> _Set task_
Images are not part of the copy; transcribe all the data exactly.

:: Data records ::

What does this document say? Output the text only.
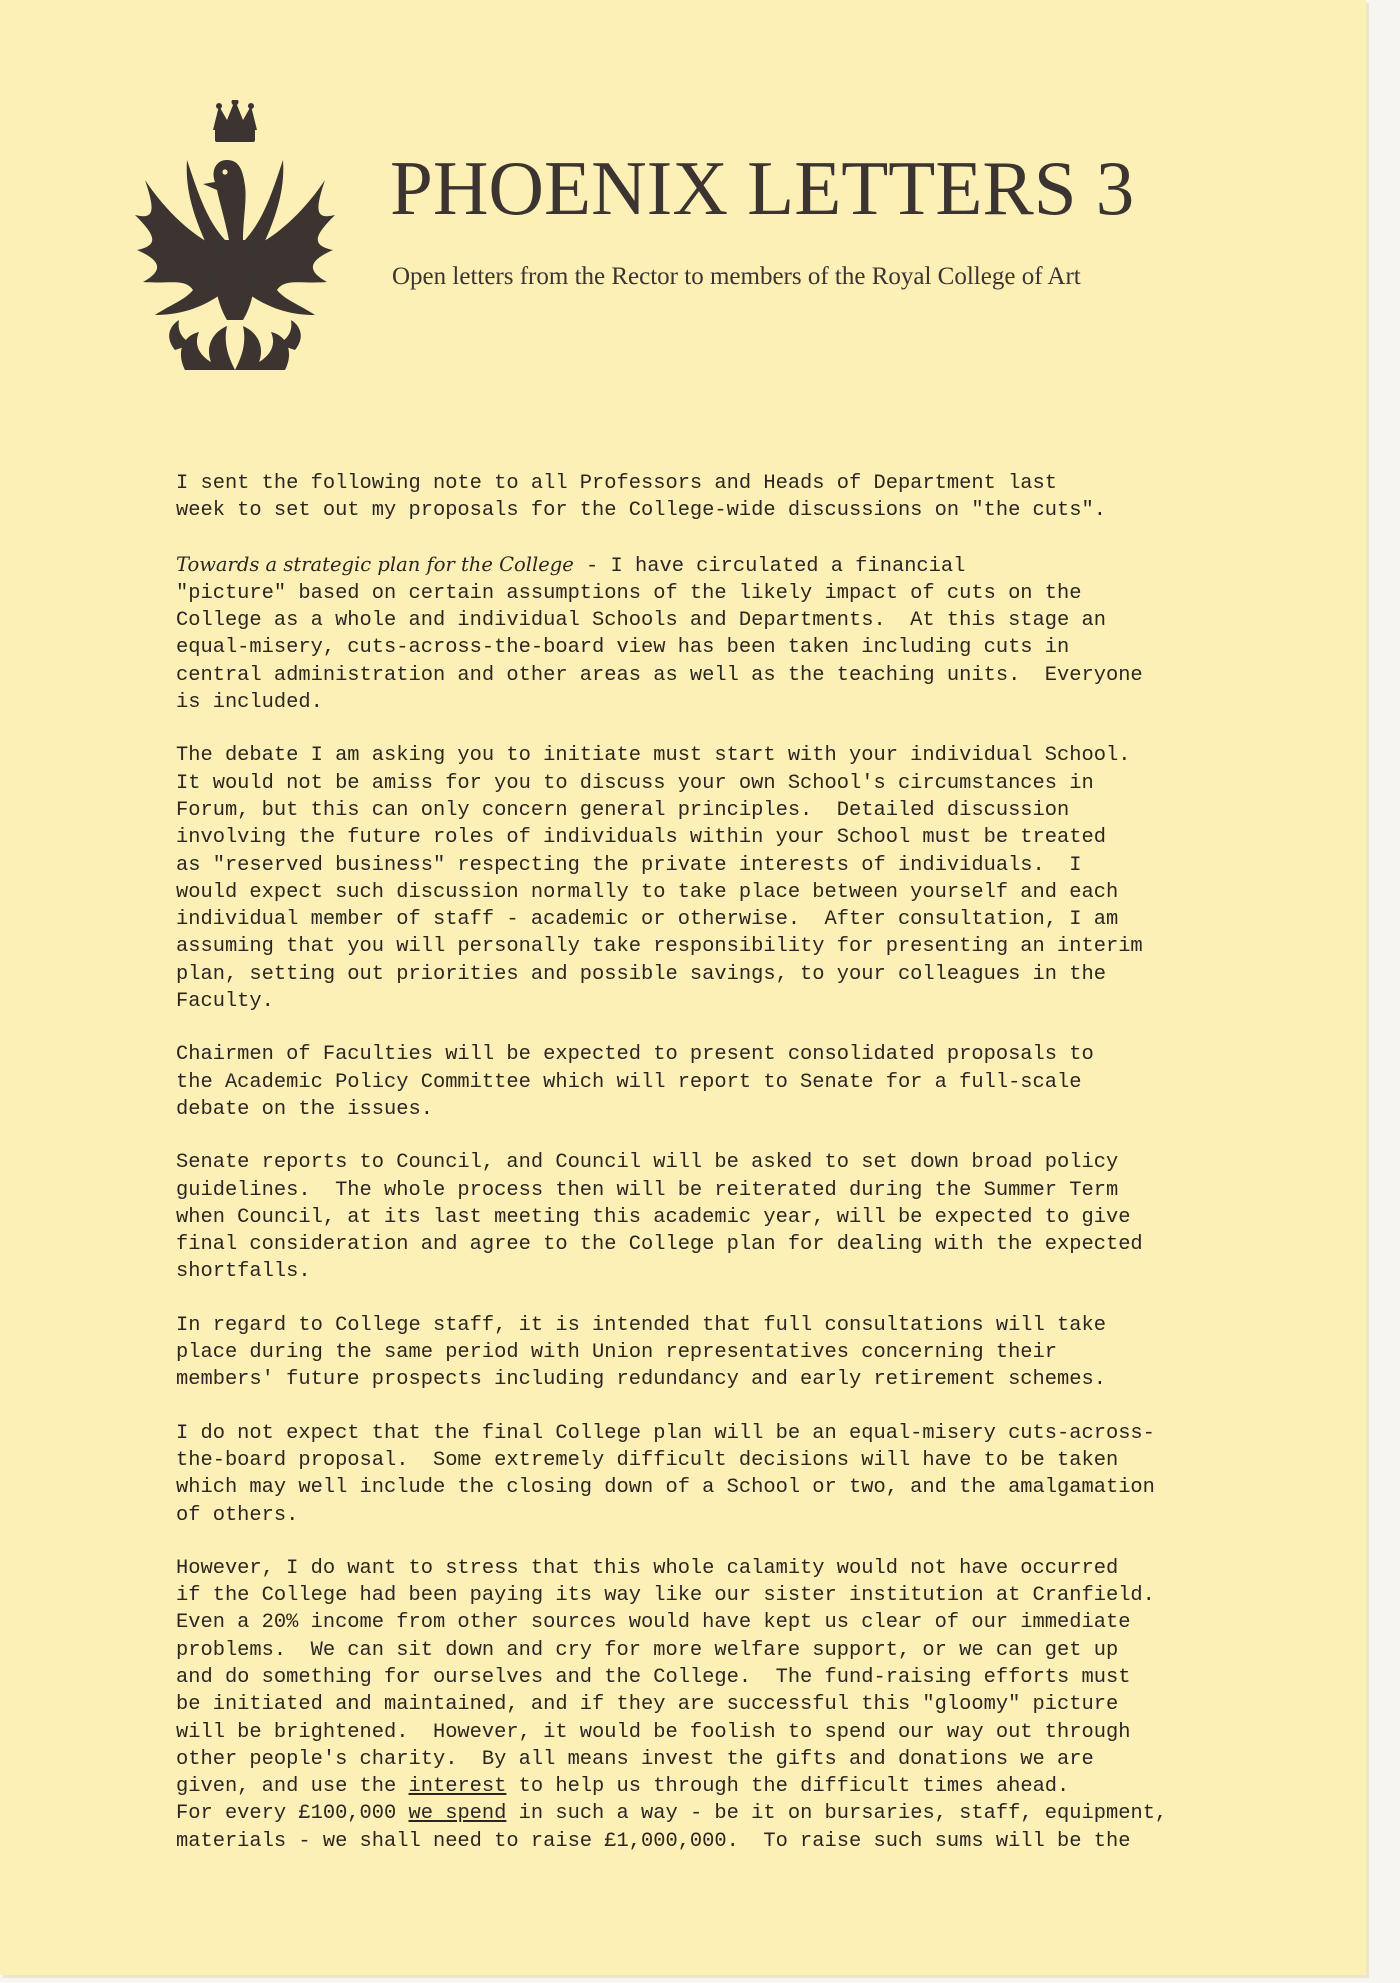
PHOENIX LETTERS 3
Open letters from the Rector to members of the Royal College of Art
I sent the following note to all Professors and Heads of Department last
week to set out my proposals for the College-wide discussions on "the cuts".
Towards a strategic plan for the College - I have circulated a financial
"picture" based on certain assumptions of the likely impact of cuts on the
College as a whole and individual Schools and Departments.  At this stage an
equal-misery, cuts-across-the-board view has been taken including cuts in
central administration and other areas as well as the teaching units.  Everyone
is included.
The debate I am asking you to initiate must start with your individual School.
It would not be amiss for you to discuss your own School's circumstances in
Forum, but this can only concern general principles.  Detailed discussion
involving the future roles of individuals within your School must be treated
as "reserved business" respecting the private interests of individuals.  I
would expect such discussion normally to take place between yourself and each
individual member of staff - academic or otherwise.  After consultation, I am
assuming that you will personally take responsibility for presenting an interim
plan, setting out priorities and possible savings, to your colleagues in the
Faculty.
Chairmen of Faculties will be expected to present consolidated proposals to
the Academic Policy Committee which will report to Senate for a full-scale
debate on the issues.
Senate reports to Council, and Council will be asked to set down broad policy
guidelines.  The whole process then will be reiterated during the Summer Term
when Council, at its last meeting this academic year, will be expected to give
final consideration and agree to the College plan for dealing with the expected
shortfalls.
In regard to College staff, it is intended that full consultations will take
place during the same period with Union representatives concerning their
members' future prospects including redundancy and early retirement schemes.
I do not expect that the final College plan will be an equal-misery cuts-across-
the-board proposal.  Some extremely difficult decisions will have to be taken
which may well include the closing down of a School or two, and the amalgamation
of others.
However, I do want to stress that this whole calamity would not have occurred
if the College had been paying its way like our sister institution at Cranfield.
Even a 20% income from other sources would have kept us clear of our immediate
problems.  We can sit down and cry for more welfare support, or we can get up
and do something for ourselves and the College.  The fund-raising efforts must
be initiated and maintained, and if they are successful this "gloomy" picture
will be brightened.  However, it would be foolish to spend our way out through
other people's charity.  By all means invest the gifts and donations we are
given, and use the interest to help us through the difficult times ahead.
For every £100,000 we spend in such a way - be it on bursaries, staff, equipment,
materials - we shall need to raise £1,000,000.  To raise such sums will be the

:::

> _Result of the task_
What does this document say? Output the text only.
PHOENIX LETTERS 3
Open letters from the Rector to members of the Royal College of Art
I sent the following note to all Professors and Heads of Department last
week to set out my proposals for the College-wide discussions on "the cuts".
Towards a strategic plan for the College - I have circulated a financial
"picture" based on certain assumptions of the likely impact of cuts on the
College as a whole and individual Schools and Departments.  At this stage an
equal-misery, cuts-across-the-board view has been taken including cuts in
central administration and other areas as well as the teaching units.  Everyone
is included.
The debate I am asking you to initiate must start with your individual School.
It would not be amiss for you to discuss your own School's circumstances in
Forum, but this can only concern general principles.  Detailed discussion
involving the future roles of individuals within your School must be treated
as "reserved business" respecting the private interests of individuals.  I
would expect such discussion normally to take place between yourself and each
individual member of staff - academic or otherwise.  After consultation, I am
assuming that you will personally take responsibility for presenting an interim
plan, setting out priorities and possible savings, to your colleagues in the
Faculty.
Chairmen of Faculties will be expected to present consolidated proposals to
the Academic Policy Committee which will report to Senate for a full-scale
debate on the issues.
Senate reports to Council, and Council will be asked to set down broad policy
guidelines.  The whole process then will be reiterated during the Summer Term
when Council, at its last meeting this academic year, will be expected to give
final consideration and agree to the College plan for dealing with the expected
shortfalls.
In regard to College staff, it is intended that full consultations will take
place during the same period with Union representatives concerning their
members' future prospects including redundancy and early retirement schemes.
I do not expect that the final College plan will be an equal-misery cuts-across-
the-board proposal.  Some extremely difficult decisions will have to be taken
which may well include the closing down of a School or two, and the amalgamation
of others.
However, I do want to stress that this whole calamity would not have occurred
if the College had been paying its way like our sister institution at Cranfield.
Even a 20% income from other sources would have kept us clear of our immediate
problems.  We can sit down and cry for more welfare support, or we can get up
and do something for ourselves and the College.  The fund-raising efforts must
be initiated and maintained, and if they are successful this "gloomy" picture
will be brightened.  However, it would be foolish to spend our way out through
other people's charity.  By all means invest the gifts and donations we are
given, and use the interest to help us through the difficult times ahead.
For every £100,000 we spend in such a way - be it on bursaries, staff, equipment,
materials - we shall need to raise £1,000,000.  To raise such sums will be the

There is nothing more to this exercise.